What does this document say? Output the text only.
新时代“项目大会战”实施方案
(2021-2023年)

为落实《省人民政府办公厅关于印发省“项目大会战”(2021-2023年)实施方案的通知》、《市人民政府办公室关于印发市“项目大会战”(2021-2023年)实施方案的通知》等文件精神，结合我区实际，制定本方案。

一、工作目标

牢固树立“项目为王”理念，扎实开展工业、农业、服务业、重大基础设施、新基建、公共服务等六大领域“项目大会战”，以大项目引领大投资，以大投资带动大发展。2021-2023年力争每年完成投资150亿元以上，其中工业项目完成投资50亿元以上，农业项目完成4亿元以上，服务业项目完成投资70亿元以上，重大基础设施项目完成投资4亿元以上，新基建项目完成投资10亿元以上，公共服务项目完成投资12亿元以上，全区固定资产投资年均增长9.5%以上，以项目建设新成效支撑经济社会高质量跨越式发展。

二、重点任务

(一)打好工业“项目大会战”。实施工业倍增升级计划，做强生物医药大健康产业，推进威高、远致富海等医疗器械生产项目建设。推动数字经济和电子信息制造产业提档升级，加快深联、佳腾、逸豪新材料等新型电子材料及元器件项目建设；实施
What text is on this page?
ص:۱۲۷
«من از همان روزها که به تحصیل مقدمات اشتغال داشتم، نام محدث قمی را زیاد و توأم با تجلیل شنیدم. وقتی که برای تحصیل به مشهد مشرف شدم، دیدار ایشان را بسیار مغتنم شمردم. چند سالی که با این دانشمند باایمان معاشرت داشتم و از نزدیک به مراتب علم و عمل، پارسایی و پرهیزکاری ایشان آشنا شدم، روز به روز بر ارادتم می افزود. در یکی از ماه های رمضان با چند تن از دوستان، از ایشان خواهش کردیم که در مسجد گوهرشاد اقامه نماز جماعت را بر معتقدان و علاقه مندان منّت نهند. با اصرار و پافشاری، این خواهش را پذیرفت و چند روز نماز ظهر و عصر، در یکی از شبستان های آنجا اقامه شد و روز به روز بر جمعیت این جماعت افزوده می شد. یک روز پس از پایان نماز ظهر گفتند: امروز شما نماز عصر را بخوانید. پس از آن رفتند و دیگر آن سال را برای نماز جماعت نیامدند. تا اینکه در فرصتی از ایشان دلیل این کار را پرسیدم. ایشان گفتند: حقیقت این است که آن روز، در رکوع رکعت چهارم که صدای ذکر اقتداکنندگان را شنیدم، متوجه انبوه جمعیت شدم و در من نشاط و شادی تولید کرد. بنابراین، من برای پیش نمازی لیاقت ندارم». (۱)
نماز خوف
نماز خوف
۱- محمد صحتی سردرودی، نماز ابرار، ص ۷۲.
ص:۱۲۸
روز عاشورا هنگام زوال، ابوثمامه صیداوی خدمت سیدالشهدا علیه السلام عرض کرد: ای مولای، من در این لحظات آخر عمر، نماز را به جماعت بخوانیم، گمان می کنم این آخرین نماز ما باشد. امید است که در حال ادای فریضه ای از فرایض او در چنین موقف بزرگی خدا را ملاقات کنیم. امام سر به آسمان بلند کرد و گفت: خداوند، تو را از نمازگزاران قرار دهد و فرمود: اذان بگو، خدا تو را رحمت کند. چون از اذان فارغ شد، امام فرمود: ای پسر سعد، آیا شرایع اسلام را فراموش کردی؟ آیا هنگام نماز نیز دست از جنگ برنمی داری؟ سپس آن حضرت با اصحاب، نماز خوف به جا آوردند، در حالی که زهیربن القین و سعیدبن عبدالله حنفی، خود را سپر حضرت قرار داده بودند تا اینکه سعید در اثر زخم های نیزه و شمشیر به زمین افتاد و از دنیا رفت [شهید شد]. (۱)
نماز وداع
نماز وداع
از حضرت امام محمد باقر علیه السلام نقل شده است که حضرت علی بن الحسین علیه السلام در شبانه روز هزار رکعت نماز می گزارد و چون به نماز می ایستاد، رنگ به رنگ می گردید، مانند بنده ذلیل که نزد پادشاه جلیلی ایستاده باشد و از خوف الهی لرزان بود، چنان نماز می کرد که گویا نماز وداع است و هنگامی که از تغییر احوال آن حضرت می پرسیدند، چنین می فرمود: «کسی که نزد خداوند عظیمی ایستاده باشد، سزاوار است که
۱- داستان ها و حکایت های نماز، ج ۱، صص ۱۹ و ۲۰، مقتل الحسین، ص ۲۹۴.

> **Aim**
Write out the whole listing again. Match it word for word.

> **Task output**
What does this document say? Output the text only.
新时代“项目大会战”实施方案
(2021-2023年)

为落实《省人民政府办公厅关于印发省“项目大会战”(2021-2023年)实施方案的通知》、《市人民政府办公室关于印发市“项目大会战”(2021-2023年)实施方案的通知》等文件精神，结合我区实际，制定本方案。

一、工作目标

牢固树立“项目为王”理念，扎实开展工业、农业、服务业、重大基础设施、新基建、公共服务等六大领域“项目大会战”，以大项目引领大投资，以大投资带动大发展。2021-2023年力争每年完成投资150亿元以上，其中工业项目完成投资50亿元以上，农业项目完成4亿元以上，服务业项目完成投资70亿元以上，重大基础设施项目完成投资4亿元以上，新基建项目完成投资10亿元以上，公共服务项目完成投资12亿元以上，全区固定资产投资年均增长9.5%以上，以项目建设新成效支撑经济社会高质量跨越式发展。

二、重点任务

(一)打好工业“项目大会战”。实施工业倍增升级计划，做强生物医药大健康产业，推进威高、远致富海等医疗器械生产项目建设。推动数字经济和电子信息制造产业提档升级，加快深联、佳腾、逸豪新材料等新型电子材料及元器件项目建设；实施
What text is on this page?
ص:۱۲۷
«من از همان روزها که به تحصیل مقدمات اشتغال داشتم، نام محدث قمی را زیاد و توأم با تجلیل شنیدم. وقتی که برای تحصیل به مشهد مشرف شدم، دیدار ایشان را بسیار مغتنم شمردم. چند سالی که با این دانشمند باایمان معاشرت داشتم و از نزدیک به مراتب علم و عمل، پارسایی و پرهیزکاری ایشان آشنا شدم، روز به روز بر ارادتم می افزود. در یکی از ماه های رمضان با چند تن از دوستان، از ایشان خواهش کردیم که در مسجد گوهرشاد اقامه نماز جماعت را بر معتقدان و علاقه مندان منّت نهند. با اصرار و پافشاری، این خواهش را پذیرفت و چند روز نماز ظهر و عصر، در یکی از شبستان های آنجا اقامه شد و روز به روز بر جمعیت این جماعت افزوده می شد. یک روز پس از پایان نماز ظهر گفتند: امروز شما نماز عصر را بخوانید. پس از آن رفتند و دیگر آن سال را برای نماز جماعت نیامدند. تا اینکه در فرصتی از ایشان دلیل این کار را پرسیدم. ایشان گفتند: حقیقت این است که آن روز، در رکوع رکعت چهارم که صدای ذکر اقتداکنندگان را شنیدم، متوجه انبوه جمعیت شدم و در من نشاط و شادی تولید کرد. بنابراین، من برای پیش نمازی لیاقت ندارم». (۱)
نماز خوف
نماز خوف
۱- محمد صحتی سردرودی، نماز ابرار، ص ۷۲.
ص:۱۲۸
روز عاشورا هنگام زوال، ابوثمامه صیداوی خدمت سیدالشهدا علیه السلام عرض کرد: ای مولای، من در این لحظات آخر عمر، نماز را به جماعت بخوانیم، گمان می کنم این آخرین نماز ما باشد. امید است که در حال ادای فریضه ای از فرایض او در چنین موقف بزرگی خدا را ملاقات کنیم. امام سر به آسمان بلند کرد و گفت: خداوند، تو را از نمازگزاران قرار دهد و فرمود: اذان بگو، خدا تو را رحمت کند. چون از اذان فارغ شد، امام فرمود: ای پسر سعد، آیا شرایع اسلام را فراموش کردی؟ آیا هنگام نماز نیز دست از جنگ برنمی داری؟ سپس آن حضرت با اصحاب، نماز خوف به جا آوردند، در حالی که زهیربن القین و سعیدبن عبدالله حنفی، خود را سپر حضرت قرار داده بودند تا اینکه سعید در اثر زخم های نیزه و شمشیر به زمین افتاد و از دنیا رفت [شهید شد]. (۱)
نماز وداع
نماز وداع
از حضرت امام محمد باقر علیه السلام نقل شده است که حضرت علی بن الحسین علیه السلام در شبانه روز هزار رکعت نماز می گزارد و چون به نماز می ایستاد، رنگ به رنگ می گردید، مانند بنده ذلیل که نزد پادشاه جلیلی ایستاده باشد و از خوف الهی لرزان بود، چنان نماز می کرد که گویا نماز وداع است و هنگامی که از تغییر احوال آن حضرت می پرسیدند، چنین می فرمود: «کسی که نزد خداوند عظیمی ایستاده باشد، سزاوار است که
۱- داستان ها و حکایت های نماز، ج ۱، صص ۱۹ و ۲۰، مقتل الحسین، ص ۲۹۴.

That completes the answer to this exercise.